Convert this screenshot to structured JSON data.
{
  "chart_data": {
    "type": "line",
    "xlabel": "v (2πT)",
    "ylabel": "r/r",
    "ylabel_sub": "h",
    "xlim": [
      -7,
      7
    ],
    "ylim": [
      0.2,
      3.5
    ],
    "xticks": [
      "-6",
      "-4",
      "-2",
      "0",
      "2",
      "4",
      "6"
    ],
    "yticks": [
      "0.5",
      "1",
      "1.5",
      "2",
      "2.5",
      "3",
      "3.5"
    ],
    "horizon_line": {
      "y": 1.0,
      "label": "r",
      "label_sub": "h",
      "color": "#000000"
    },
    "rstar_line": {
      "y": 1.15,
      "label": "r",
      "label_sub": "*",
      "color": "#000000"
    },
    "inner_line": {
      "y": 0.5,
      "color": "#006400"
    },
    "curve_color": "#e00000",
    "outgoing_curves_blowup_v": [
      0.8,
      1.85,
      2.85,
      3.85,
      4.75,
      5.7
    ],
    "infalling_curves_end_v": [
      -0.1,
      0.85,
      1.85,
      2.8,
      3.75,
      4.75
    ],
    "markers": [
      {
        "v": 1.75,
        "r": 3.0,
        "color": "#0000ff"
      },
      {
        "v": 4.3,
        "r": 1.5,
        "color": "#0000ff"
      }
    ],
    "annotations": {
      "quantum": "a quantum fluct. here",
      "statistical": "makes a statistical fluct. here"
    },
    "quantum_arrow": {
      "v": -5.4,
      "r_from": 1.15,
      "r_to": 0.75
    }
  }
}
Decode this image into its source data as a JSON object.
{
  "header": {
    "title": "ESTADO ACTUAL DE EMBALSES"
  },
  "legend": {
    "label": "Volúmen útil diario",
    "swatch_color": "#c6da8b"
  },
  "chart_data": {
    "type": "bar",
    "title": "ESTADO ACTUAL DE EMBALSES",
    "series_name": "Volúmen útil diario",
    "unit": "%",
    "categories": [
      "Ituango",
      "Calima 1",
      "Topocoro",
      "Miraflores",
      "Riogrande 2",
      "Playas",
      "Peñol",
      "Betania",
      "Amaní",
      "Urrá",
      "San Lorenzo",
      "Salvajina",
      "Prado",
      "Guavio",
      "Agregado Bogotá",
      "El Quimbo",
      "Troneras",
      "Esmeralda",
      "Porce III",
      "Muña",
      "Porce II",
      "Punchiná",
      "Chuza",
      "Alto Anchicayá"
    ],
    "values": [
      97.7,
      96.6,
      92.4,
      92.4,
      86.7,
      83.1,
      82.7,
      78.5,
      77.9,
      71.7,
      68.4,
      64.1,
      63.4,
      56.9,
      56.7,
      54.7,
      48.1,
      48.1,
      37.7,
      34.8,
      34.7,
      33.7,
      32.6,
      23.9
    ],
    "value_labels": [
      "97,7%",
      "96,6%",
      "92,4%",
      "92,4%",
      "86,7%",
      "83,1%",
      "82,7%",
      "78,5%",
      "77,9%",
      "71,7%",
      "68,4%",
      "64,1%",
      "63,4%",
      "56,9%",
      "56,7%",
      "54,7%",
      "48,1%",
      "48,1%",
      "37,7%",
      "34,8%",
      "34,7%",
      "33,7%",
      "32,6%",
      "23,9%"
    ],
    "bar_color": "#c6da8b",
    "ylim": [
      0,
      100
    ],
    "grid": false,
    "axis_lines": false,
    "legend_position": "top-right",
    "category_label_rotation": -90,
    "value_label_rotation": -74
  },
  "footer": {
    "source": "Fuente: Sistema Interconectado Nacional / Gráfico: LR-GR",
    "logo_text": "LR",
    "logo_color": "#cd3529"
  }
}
***
**What to do**
Pull out every line holding "this" from the records above, and copy it.

**Answer below**
Convert this screenshot to structured JSON data.
Decode this image into its source data as a JSON object.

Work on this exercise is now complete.